## Requirements
In the material below, find all lines with the string "DISTANCE" and copy them.

## Listing
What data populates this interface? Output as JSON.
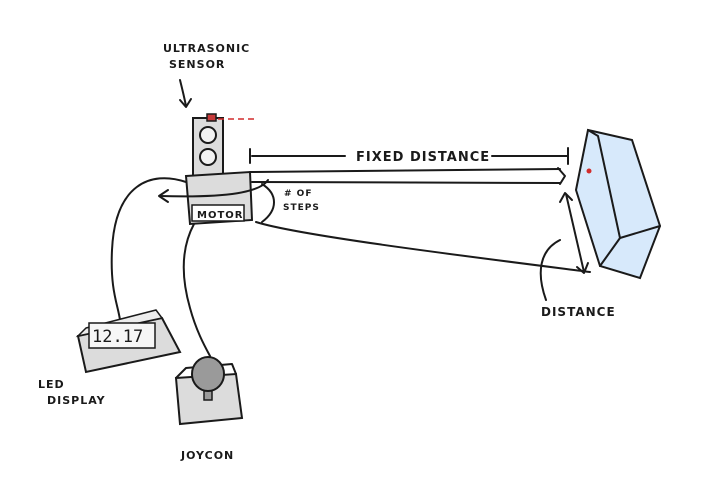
{
  "labels": {
    "ultrasonic_line1": "ULTRASONIC",
    "ultrasonic_line2": "SENSOR",
    "fixed_distance": "FIXED DISTANCE",
    "steps_line1": "# OF",
    "steps_line2": "STEPS",
    "motor": "MOTOR",
    "distance": "DISTANCE",
    "led_line1": "LED",
    "led_line2": "DISPLAY",
    "joycon": "JOYCON",
    "led_readout": "12.17"
  },
  "colors": {
    "ink": "#1a1a1a",
    "laser": "#d22b2b",
    "panel_fill": "#d7e9fb",
    "device_gray": "#dcdcdc",
    "knob_gray": "#9a9a9a"
  },
  "icons": {
    "sensor": "ultrasonic-sensor-icon",
    "motor": "motor-box-icon",
    "panel": "target-panel-icon",
    "display": "led-display-icon",
    "joystick": "joystick-icon"
  }
}
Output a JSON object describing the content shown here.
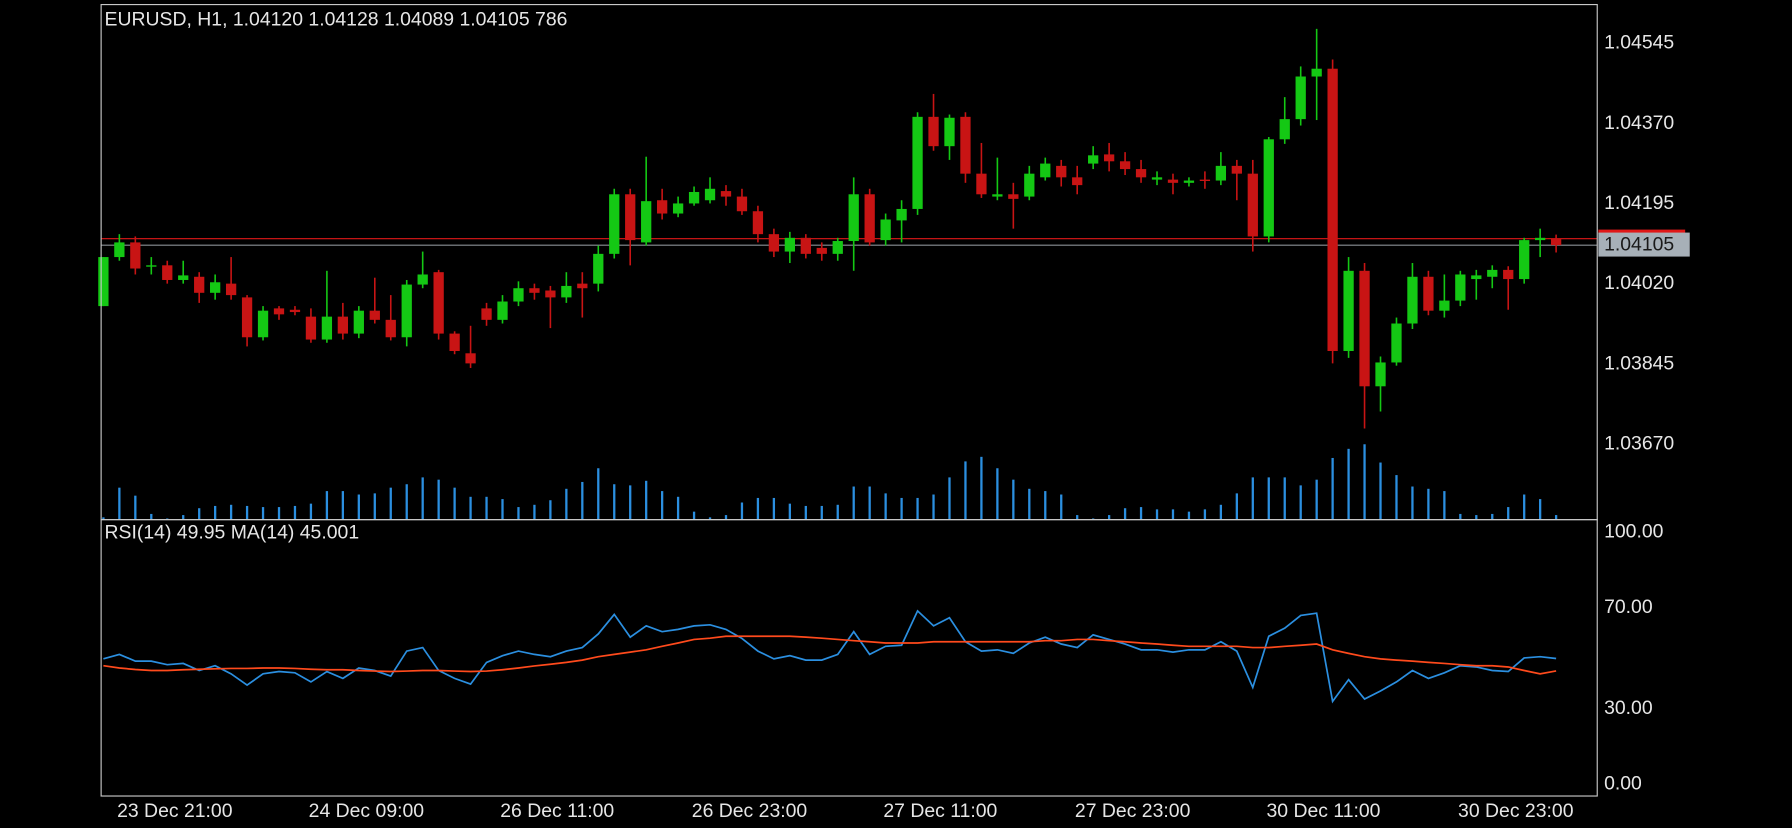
{
  "chart_data": [
    {
      "type": "candlestick",
      "title": "EURUSD, H1, 1.04120 1.04128 1.04089 1.04105 786",
      "categories": [
        null,
        "23 Dec 21:00",
        null,
        null,
        null,
        null,
        null,
        null,
        null,
        null,
        null,
        null,
        null,
        "24 Dec 09:00",
        null,
        null,
        null,
        null,
        null,
        null,
        null,
        null,
        null,
        null,
        null,
        "26 Dec 11:00",
        null,
        null,
        null,
        null,
        null,
        null,
        null,
        null,
        null,
        null,
        null,
        "26 Dec 23:00",
        null,
        null,
        null,
        null,
        null,
        null,
        null,
        null,
        null,
        null,
        null,
        "27 Dec 11:00",
        null,
        null,
        null,
        null,
        null,
        null,
        null,
        null,
        null,
        null,
        null,
        "27 Dec 23:00",
        null,
        null,
        null,
        null,
        null,
        null,
        null,
        null,
        null,
        null,
        null,
        "30 Dec 11:00",
        null,
        null,
        null,
        null,
        null,
        null,
        null,
        null,
        null,
        null,
        null,
        "30 Dec 23:00",
        null,
        null,
        null,
        null,
        null,
        null
      ],
      "open": [
        1.03972,
        1.04079,
        1.04111,
        1.04059,
        1.04061,
        1.04029,
        1.04036,
        1.04001,
        1.04021,
        1.03991,
        1.03904,
        1.03967,
        1.03964,
        1.03949,
        1.03899,
        1.03949,
        1.03912,
        1.03962,
        1.03942,
        1.03904,
        1.04019,
        1.04046,
        1.03912,
        1.03869,
        1.03967,
        1.03942,
        1.03982,
        1.04011,
        1.04006,
        1.03991,
        1.04021,
        1.04021,
        1.04086,
        1.04216,
        1.04111,
        1.04203,
        1.04174,
        1.04196,
        1.04203,
        1.04223,
        1.04211,
        1.04179,
        1.04129,
        1.04091,
        1.04121,
        1.04099,
        1.04086,
        1.04114,
        1.04216,
        1.04116,
        1.04159,
        1.04184,
        1.04385,
        1.04321,
        1.04385,
        1.04261,
        1.04211,
        1.04216,
        1.04211,
        1.04253,
        1.04278,
        1.04253,
        1.04283,
        1.04303,
        1.04288,
        1.04271,
        1.04248,
        1.04248,
        1.04241,
        1.04248,
        1.04246,
        1.04278,
        1.04261,
        1.04124,
        1.04336,
        1.0438,
        1.04473,
        1.0449,
        1.03874,
        1.04049,
        1.03797,
        1.03849,
        1.03934,
        1.04036,
        1.03962,
        1.03984,
        1.04031,
        1.04036,
        1.04051,
        1.04031,
        1.04116,
        1.0412
      ],
      "high": [
        1.04079,
        1.04129,
        1.04124,
        1.04079,
        1.04071,
        1.04071,
        1.04046,
        1.04041,
        1.04079,
        1.03996,
        1.03972,
        1.03972,
        1.03972,
        1.03967,
        1.04049,
        1.03979,
        1.03972,
        1.04034,
        1.03996,
        1.04029,
        1.04091,
        1.04051,
        1.03917,
        1.03929,
        1.03979,
        1.03996,
        1.04026,
        1.04021,
        1.04016,
        1.04046,
        1.04046,
        1.04104,
        1.04228,
        1.04228,
        1.04298,
        1.04228,
        1.04211,
        1.04233,
        1.04253,
        1.04236,
        1.04228,
        1.04191,
        1.04141,
        1.04134,
        1.04129,
        1.04111,
        1.04121,
        1.04253,
        1.04228,
        1.04174,
        1.04203,
        1.04395,
        1.04435,
        1.0439,
        1.04395,
        1.04328,
        1.04296,
        1.04241,
        1.04278,
        1.04296,
        1.04291,
        1.04278,
        1.04321,
        1.04328,
        1.04308,
        1.04291,
        1.04266,
        1.04261,
        1.04253,
        1.04266,
        1.04308,
        1.04291,
        1.04291,
        1.04341,
        1.04428,
        1.04495,
        1.04577,
        1.0451,
        1.04079,
        1.04066,
        1.03862,
        1.03947,
        1.04066,
        1.04049,
        1.04041,
        1.04049,
        1.04051,
        1.04061,
        1.04059,
        1.04121,
        1.04141,
        1.04128
      ],
      "low": [
        1.03972,
        1.04071,
        1.04041,
        1.04041,
        1.04021,
        1.04021,
        1.03979,
        1.03986,
        1.03986,
        1.03884,
        1.03897,
        1.03942,
        1.03952,
        1.03892,
        1.03892,
        1.03899,
        1.03902,
        1.03934,
        1.03897,
        1.03884,
        1.04011,
        1.03899,
        1.03867,
        1.03837,
        1.03929,
        1.03934,
        1.03972,
        1.03986,
        1.03924,
        1.03979,
        1.03947,
        1.04004,
        1.04076,
        1.04061,
        1.04104,
        1.04161,
        1.04166,
        1.04191,
        1.04196,
        1.04191,
        1.04171,
        1.04111,
        1.04079,
        1.04066,
        1.04076,
        1.04071,
        1.04071,
        1.04049,
        1.04104,
        1.04104,
        1.04111,
        1.04171,
        1.04311,
        1.04291,
        1.04241,
        1.04208,
        1.04203,
        1.04141,
        1.04203,
        1.04246,
        1.04233,
        1.04216,
        1.04271,
        1.04266,
        1.04258,
        1.04241,
        1.04236,
        1.04216,
        1.04233,
        1.04228,
        1.04236,
        1.04203,
        1.04091,
        1.04111,
        1.04326,
        1.04366,
        1.04378,
        1.03847,
        1.03859,
        1.03705,
        1.03742,
        1.03842,
        1.03922,
        1.03952,
        1.03947,
        1.03972,
        1.03986,
        1.04011,
        1.03964,
        1.04021,
        1.04079,
        1.04089
      ],
      "close": [
        1.04079,
        1.04111,
        1.04054,
        1.04061,
        1.04029,
        1.04039,
        1.04001,
        1.04024,
        1.03996,
        1.03904,
        1.03962,
        1.03954,
        1.03959,
        1.03899,
        1.03949,
        1.03912,
        1.03962,
        1.03942,
        1.03904,
        1.04019,
        1.04041,
        1.03912,
        1.03874,
        1.03847,
        1.03942,
        1.03982,
        1.04011,
        1.04001,
        1.03991,
        1.04016,
        1.04011,
        1.04086,
        1.04216,
        1.04116,
        1.04201,
        1.04174,
        1.04196,
        1.04221,
        1.04228,
        1.04211,
        1.04179,
        1.04129,
        1.04091,
        1.04121,
        1.04086,
        1.04086,
        1.04114,
        1.04216,
        1.04111,
        1.04161,
        1.04184,
        1.04385,
        1.04321,
        1.04383,
        1.04261,
        1.04216,
        1.04216,
        1.04206,
        1.04261,
        1.04283,
        1.04253,
        1.04236,
        1.04301,
        1.04288,
        1.04271,
        1.04253,
        1.04253,
        1.04241,
        1.04246,
        1.04246,
        1.04278,
        1.04261,
        1.04124,
        1.04336,
        1.0438,
        1.04473,
        1.0449,
        1.03874,
        1.04049,
        1.03797,
        1.03849,
        1.03934,
        1.04036,
        1.03962,
        1.03984,
        1.04041,
        1.04039,
        1.04051,
        1.04031,
        1.04116,
        1.04121,
        1.04105
      ],
      "volume": [
        392,
        5488,
        4116,
        980,
        196,
        784,
        1960,
        2352,
        2548,
        2352,
        2156,
        2156,
        2352,
        2744,
        4900,
        4900,
        4312,
        4508,
        5488,
        6076,
        7252,
        6860,
        5488,
        3920,
        3920,
        3528,
        2156,
        2548,
        3332,
        5292,
        6468,
        8820,
        6076,
        5880,
        6664,
        4900,
        3920,
        1372,
        392,
        784,
        2940,
        3724,
        3724,
        2744,
        2352,
        2352,
        2548,
        5684,
        5684,
        4508,
        3724,
        3724,
        4312,
        7252,
        9996,
        10780,
        8820,
        6860,
        5292,
        4900,
        4312,
        784,
        196,
        784,
        1960,
        2156,
        1764,
        1764,
        1372,
        1764,
        2548,
        4508,
        7252,
        7252,
        7252,
        5880,
        6860,
        10584,
        12152,
        12936,
        9800,
        7644,
        5684,
        5292,
        4900,
        980,
        784,
        980,
        2156,
        4312,
        3528,
        786
      ],
      "up_color": "#14c814",
      "down_color": "#c81414",
      "volume_color": "#2b8fe0",
      "bid": 1.04105,
      "ask": 1.04119,
      "ask_color": "#e01818",
      "bid_color": "#8a8f96",
      "ylim": [
        1.03506,
        1.0463
      ],
      "yticks": [
        1.04545,
        {
          "value": 1.0437,
          "label": "1.04370"
        },
        1.04195,
        {
          "value": 1.0402,
          "label": "1.04020"
        },
        1.03845,
        {
          "value": 1.0367,
          "label": "1.03670"
        }
      ],
      "grid": true
    },
    {
      "type": "line",
      "title": "RSI(14) 49.95 MA(14) 45.001",
      "series": [
        {
          "color": "#2b8fe0",
          "values": [
            49.8,
            51.6,
            48.9,
            48.9,
            47.5,
            48.0,
            45.2,
            47.1,
            43.9,
            39.4,
            43.9,
            44.8,
            44.3,
            40.7,
            44.8,
            42.1,
            46.2,
            45.2,
            43.0,
            52.9,
            54.3,
            45.2,
            42.1,
            39.8,
            48.4,
            51.1,
            52.9,
            51.6,
            50.7,
            52.9,
            54.3,
            59.7,
            67.4,
            58.4,
            62.9,
            60.6,
            61.5,
            62.9,
            63.3,
            61.5,
            57.9,
            52.9,
            49.8,
            51.1,
            49.3,
            49.3,
            51.6,
            60.6,
            51.6,
            54.8,
            55.2,
            68.8,
            62.9,
            66.1,
            56.6,
            52.9,
            53.4,
            52.0,
            56.1,
            58.4,
            55.7,
            54.3,
            59.3,
            57.5,
            55.7,
            53.4,
            53.4,
            52.5,
            53.4,
            53.4,
            56.6,
            52.9,
            38.5,
            58.8,
            62.0,
            67.0,
            67.9,
            33.0,
            41.6,
            33.9,
            37.1,
            40.7,
            45.2,
            42.1,
            44.3,
            47.1,
            46.6,
            45.2,
            44.8,
            50.2,
            50.7,
            49.95
          ]
        },
        {
          "color": "#ff4a1c",
          "values": [
            47.1,
            46.2,
            45.6,
            45.2,
            45.2,
            45.5,
            45.7,
            45.9,
            46.0,
            46.0,
            46.2,
            46.2,
            46.0,
            45.7,
            45.5,
            45.5,
            45.2,
            45.0,
            44.8,
            45.0,
            45.2,
            45.2,
            45.0,
            44.8,
            45.0,
            45.5,
            46.2,
            47.0,
            47.7,
            48.4,
            49.3,
            50.7,
            51.6,
            52.5,
            53.4,
            54.8,
            56.1,
            57.5,
            58.0,
            58.8,
            58.8,
            58.8,
            58.8,
            58.8,
            58.4,
            58.0,
            57.5,
            57.0,
            56.6,
            56.1,
            56.1,
            56.1,
            56.6,
            56.6,
            56.6,
            56.6,
            56.6,
            56.6,
            56.6,
            57.0,
            57.0,
            57.5,
            57.5,
            57.0,
            56.6,
            56.1,
            55.7,
            55.2,
            54.8,
            54.8,
            54.8,
            54.8,
            54.3,
            54.3,
            54.8,
            55.2,
            55.7,
            53.4,
            52.0,
            50.7,
            49.8,
            49.3,
            48.9,
            48.4,
            48.0,
            47.5,
            47.1,
            47.1,
            46.6,
            45.2,
            43.9,
            45.001
          ]
        }
      ],
      "ylim": [
        -4.52,
        104.52
      ],
      "yticks": [
        {
          "value": 100,
          "label": "100.00"
        },
        {
          "value": 70,
          "label": "70.00"
        },
        {
          "value": 30,
          "label": "30.00"
        },
        {
          "value": 0,
          "label": "0.00"
        }
      ],
      "levels": [
        30,
        70
      ]
    }
  ]
}
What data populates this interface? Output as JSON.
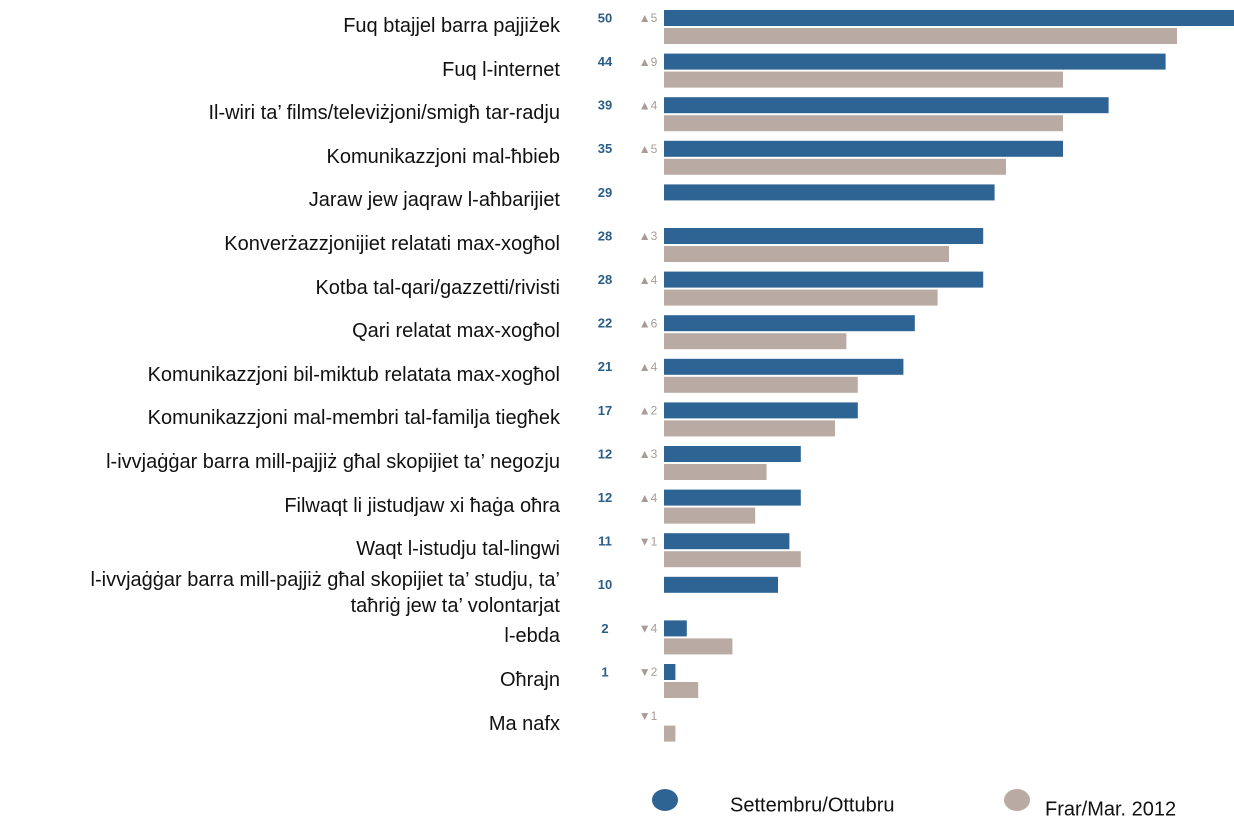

## Reply to the task
    "fixed_distance": "FIXED DISTANCE",
    "distance": "DISTANCE",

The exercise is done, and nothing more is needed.